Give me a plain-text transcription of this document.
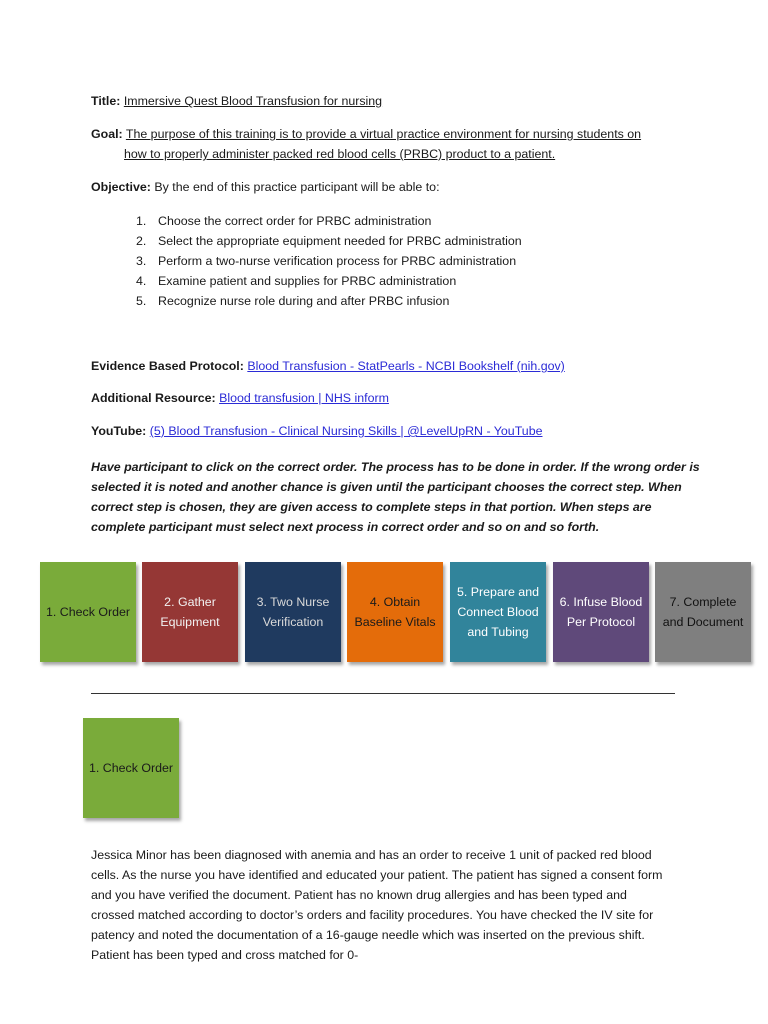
Title: Immersive Quest Blood Transfusion for nursing
Goal: The purpose of this training is to provide a virtual practice environment for nursing students on
how to properly administer packed red blood cells (PRBC) product to a patient.
Objective: By the end of this practice participant will be able to:
1. Choose the correct order for PRBC administration
2. Select the appropriate equipment needed for PRBC administration
3. Perform a two-nurse verification process for PRBC administration
4. Examine patient and supplies for PRBC administration
5. Recognize nurse role during and after PRBC infusion
Evidence Based Protocol: Blood Transfusion - StatPearls - NCBI Bookshelf (nih.gov)
Additional Resource: Blood transfusion | NHS inform
YouTube: (5) Blood Transfusion - Clinical Nursing Skills | @LevelUpRN - YouTube
Have participant to click on the correct order. The process has to be done in order. If the wrong order is
selected it is noted and another chance is given until the participant chooses the correct step. When
correct step is chosen, they are given access to complete steps in that portion. When steps are
complete participant must select next process in correct order and so on and so forth.
1. Check Order
2. Gather Equipment
3. Two Nurse Verification
4. Obtain Baseline Vitals
5. Prepare and Connect Blood and Tubing
6. Infuse Blood Per Protocol
7. Complete and Document
1. Check Order
Jessica Minor has been diagnosed with anemia and has an order to receive 1 unit of packed red blood
cells. As the nurse you have identified and educated your patient. The patient has signed a consent form
and you have verified the document. Patient has no known drug allergies and has been typed and
crossed matched according to doctor’s orders and facility procedures. You have checked the IV site for
patency and noted the documentation of a 16-gauge needle which was inserted on the previous shift.
Patient has been typed and cross matched for 0-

EXERCISE DIRECTIONS ▸
Write the full listing out again with every line unchanged, but include no pictures.

SOLUTION ▸
Give me a plain-text transcription of this document.
Title: Immersive Quest Blood Transfusion for nursing
Goal: The purpose of this training is to provide a virtual practice environment for nursing students on
how to properly administer packed red blood cells (PRBC) product to a patient.
Objective: By the end of this practice participant will be able to:
1. Choose the correct order for PRBC administration
2. Select the appropriate equipment needed for PRBC administration
3. Perform a two-nurse verification process for PRBC administration
4. Examine patient and supplies for PRBC administration
5. Recognize nurse role during and after PRBC infusion
Evidence Based Protocol: Blood Transfusion - StatPearls - NCBI Bookshelf (nih.gov)
Additional Resource: Blood transfusion | NHS inform
YouTube: (5) Blood Transfusion - Clinical Nursing Skills | @LevelUpRN - YouTube
Have participant to click on the correct order. The process has to be done in order. If the wrong order is
selected it is noted and another chance is given until the participant chooses the correct step. When
correct step is chosen, they are given access to complete steps in that portion. When steps are
complete participant must select next process in correct order and so on and so forth.
1. Check Order
2. Gather Equipment
3. Two Nurse Verification
4. Obtain Baseline Vitals
5. Prepare and Connect Blood and Tubing
6. Infuse Blood Per Protocol
7. Complete and Document
1. Check Order
Jessica Minor has been diagnosed with anemia and has an order to receive 1 unit of packed red blood
cells. As the nurse you have identified and educated your patient. The patient has signed a consent form
and you have verified the document. Patient has no known drug allergies and has been typed and
crossed matched according to doctor’s orders and facility procedures. You have checked the IV site for
patency and noted the documentation of a 16-gauge needle which was inserted on the previous shift.
Patient has been typed and cross matched for 0-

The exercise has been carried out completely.